[Required work]
Find the string "value" in the records. Copy every line it appears in.
**********
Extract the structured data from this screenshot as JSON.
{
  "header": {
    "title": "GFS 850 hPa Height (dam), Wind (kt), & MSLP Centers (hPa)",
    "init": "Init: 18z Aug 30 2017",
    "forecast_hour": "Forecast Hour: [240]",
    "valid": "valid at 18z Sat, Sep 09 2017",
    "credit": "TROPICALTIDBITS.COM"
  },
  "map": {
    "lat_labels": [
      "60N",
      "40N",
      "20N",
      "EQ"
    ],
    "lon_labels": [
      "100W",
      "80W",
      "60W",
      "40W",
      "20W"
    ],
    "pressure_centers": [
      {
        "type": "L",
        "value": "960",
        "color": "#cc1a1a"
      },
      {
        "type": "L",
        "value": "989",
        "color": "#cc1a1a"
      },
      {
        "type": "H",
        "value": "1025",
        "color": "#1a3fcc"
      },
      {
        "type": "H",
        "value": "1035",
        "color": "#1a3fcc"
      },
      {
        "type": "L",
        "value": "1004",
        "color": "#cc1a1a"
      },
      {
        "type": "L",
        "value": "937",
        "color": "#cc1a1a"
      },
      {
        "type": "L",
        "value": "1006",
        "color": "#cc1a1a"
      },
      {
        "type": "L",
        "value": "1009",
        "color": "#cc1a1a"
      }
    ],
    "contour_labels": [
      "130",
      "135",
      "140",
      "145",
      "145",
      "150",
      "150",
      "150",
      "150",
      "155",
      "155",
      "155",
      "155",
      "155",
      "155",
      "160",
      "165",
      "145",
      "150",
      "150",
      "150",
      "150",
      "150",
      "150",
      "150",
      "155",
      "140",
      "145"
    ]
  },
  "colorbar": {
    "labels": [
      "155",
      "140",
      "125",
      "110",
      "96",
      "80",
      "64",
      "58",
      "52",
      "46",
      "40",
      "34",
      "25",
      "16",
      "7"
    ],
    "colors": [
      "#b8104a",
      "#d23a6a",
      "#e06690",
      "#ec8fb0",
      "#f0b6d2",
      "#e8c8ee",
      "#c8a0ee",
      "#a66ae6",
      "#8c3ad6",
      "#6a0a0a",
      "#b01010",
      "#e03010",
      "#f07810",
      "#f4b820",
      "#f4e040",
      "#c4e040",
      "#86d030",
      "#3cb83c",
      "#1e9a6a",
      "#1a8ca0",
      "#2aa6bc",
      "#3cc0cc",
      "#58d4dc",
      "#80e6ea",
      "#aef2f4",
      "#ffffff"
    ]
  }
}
**********
[Answer to this exercise]
        "value": "960",
        "value": "989",
        "value": "1025",
        "value": "1035",
        "value": "1004",
        "value": "937",
        "value": "1006",
        "value": "1009",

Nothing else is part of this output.